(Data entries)
◇ ◇ ◇ ◇ ◇
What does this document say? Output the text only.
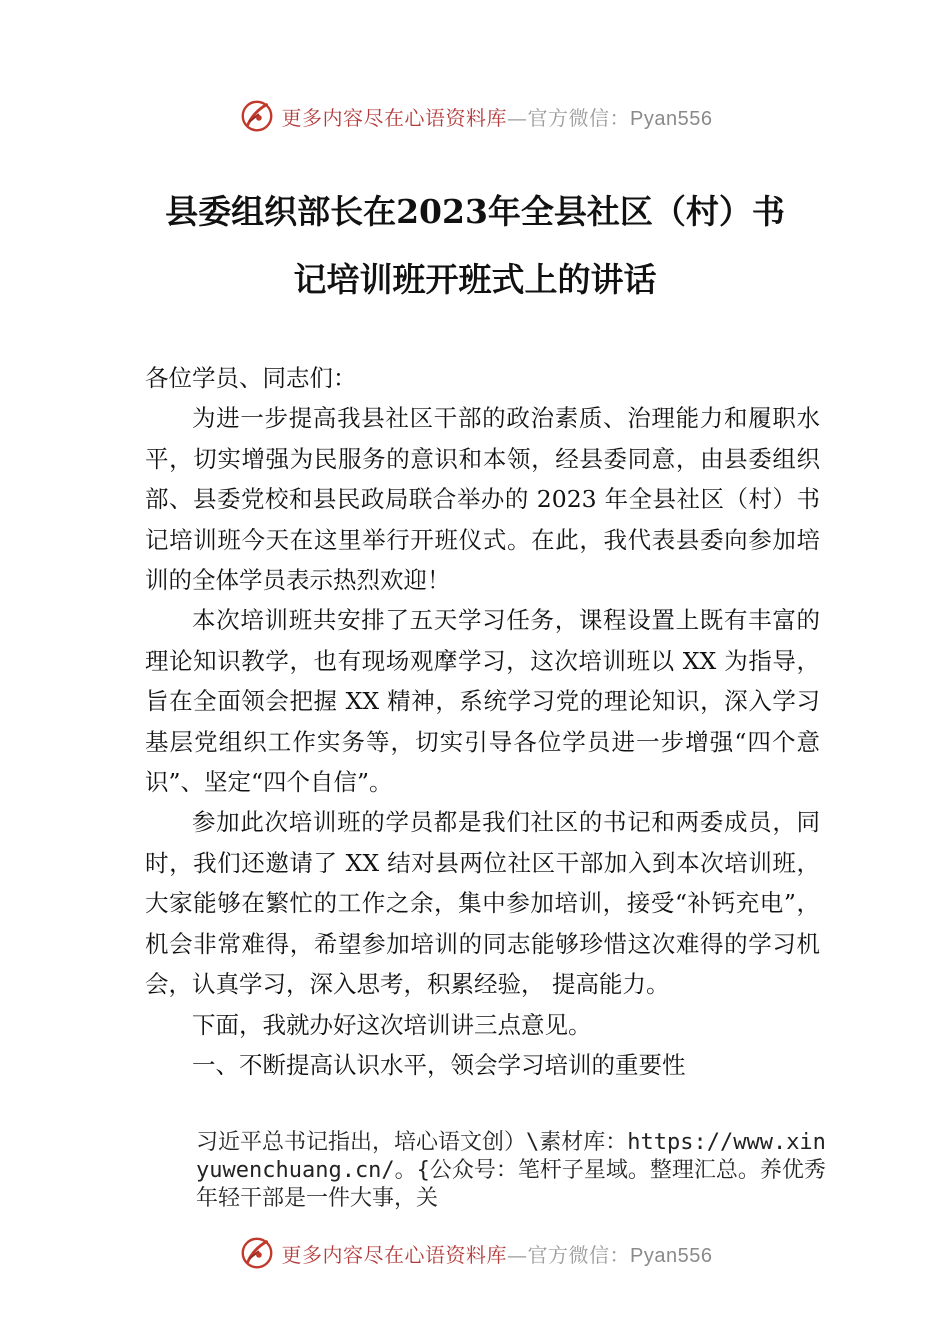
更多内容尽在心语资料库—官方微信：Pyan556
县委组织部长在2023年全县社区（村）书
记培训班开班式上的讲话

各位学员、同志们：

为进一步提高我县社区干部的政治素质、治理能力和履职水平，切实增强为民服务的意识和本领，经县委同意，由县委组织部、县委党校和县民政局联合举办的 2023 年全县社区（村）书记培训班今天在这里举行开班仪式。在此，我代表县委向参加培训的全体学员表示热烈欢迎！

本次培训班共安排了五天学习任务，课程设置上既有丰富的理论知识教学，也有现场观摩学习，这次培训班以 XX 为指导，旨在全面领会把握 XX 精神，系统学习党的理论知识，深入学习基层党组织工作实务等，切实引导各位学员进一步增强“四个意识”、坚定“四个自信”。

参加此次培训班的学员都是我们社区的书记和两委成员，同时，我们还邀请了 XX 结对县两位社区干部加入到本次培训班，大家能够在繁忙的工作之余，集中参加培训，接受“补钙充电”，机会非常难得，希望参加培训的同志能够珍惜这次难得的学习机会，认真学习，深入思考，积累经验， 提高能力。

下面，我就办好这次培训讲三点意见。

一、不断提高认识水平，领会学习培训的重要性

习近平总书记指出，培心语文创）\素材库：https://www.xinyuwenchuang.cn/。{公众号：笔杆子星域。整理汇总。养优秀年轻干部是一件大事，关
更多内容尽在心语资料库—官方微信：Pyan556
◇ ◇ ◇ ◇ ◇
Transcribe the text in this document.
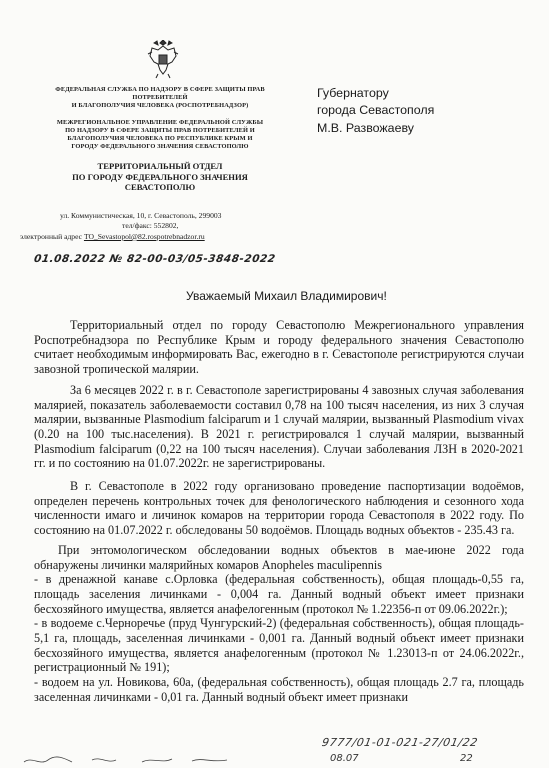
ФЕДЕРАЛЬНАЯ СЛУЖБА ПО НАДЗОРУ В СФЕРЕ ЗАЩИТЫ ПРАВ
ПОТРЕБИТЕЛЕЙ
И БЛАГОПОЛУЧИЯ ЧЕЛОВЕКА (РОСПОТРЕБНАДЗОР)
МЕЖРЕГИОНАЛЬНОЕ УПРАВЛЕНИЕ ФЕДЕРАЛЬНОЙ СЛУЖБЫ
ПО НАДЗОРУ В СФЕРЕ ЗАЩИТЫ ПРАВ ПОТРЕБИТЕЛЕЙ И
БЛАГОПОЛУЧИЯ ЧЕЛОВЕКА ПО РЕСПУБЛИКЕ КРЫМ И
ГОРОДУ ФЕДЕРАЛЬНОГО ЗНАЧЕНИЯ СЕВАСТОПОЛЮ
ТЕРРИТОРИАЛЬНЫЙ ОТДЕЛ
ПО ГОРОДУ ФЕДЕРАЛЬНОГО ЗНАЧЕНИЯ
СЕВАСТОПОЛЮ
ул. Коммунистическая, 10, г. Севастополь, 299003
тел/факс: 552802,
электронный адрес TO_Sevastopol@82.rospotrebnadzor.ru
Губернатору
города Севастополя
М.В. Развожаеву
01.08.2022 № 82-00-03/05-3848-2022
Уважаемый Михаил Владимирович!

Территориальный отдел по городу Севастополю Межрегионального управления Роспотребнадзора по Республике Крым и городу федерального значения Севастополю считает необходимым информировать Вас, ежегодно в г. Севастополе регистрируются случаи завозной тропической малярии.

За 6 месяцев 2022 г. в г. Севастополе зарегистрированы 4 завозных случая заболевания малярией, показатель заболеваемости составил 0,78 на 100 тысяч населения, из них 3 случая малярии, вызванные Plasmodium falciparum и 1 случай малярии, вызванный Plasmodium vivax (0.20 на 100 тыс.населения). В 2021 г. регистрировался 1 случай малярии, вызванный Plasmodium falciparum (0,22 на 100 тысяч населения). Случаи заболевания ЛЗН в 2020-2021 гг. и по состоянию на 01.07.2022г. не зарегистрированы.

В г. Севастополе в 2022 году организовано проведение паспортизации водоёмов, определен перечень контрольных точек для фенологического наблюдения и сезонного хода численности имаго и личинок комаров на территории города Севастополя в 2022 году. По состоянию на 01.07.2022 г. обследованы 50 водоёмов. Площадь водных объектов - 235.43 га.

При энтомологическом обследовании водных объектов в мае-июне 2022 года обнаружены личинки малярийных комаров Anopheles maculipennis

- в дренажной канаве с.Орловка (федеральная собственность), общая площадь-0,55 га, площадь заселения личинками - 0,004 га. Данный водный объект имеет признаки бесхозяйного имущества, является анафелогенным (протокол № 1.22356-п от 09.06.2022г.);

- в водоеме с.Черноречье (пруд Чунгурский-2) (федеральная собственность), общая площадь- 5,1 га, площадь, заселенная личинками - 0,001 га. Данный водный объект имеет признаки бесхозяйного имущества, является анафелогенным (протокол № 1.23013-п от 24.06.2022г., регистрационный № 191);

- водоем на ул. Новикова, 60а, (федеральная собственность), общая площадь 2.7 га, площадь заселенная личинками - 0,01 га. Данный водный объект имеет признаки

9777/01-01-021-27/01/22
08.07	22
◇ ◇ ◇ ◇ ◇
# [WHAT THE EXERCISE ASKS]
Check the data for the word "объектов" and pull out the lines that have it.

# [RIGHT ANSWER]
В г. Севастополе в 2022 году организовано проведение паспортизации водоёмов, определен перечень контрольных точек для фенологического наблюдения и сезонного хода численности имаго и личинок комаров на территории города Севастополя в 2022 году. По состоянию на 01.07.2022 г. обследованы 50 водоёмов. Площадь водных объектов - 235.43 га.
При энтомологическом обследовании водных объектов в мае-июне 2022 года обнаружены личинки малярийных комаров Anopheles maculipennis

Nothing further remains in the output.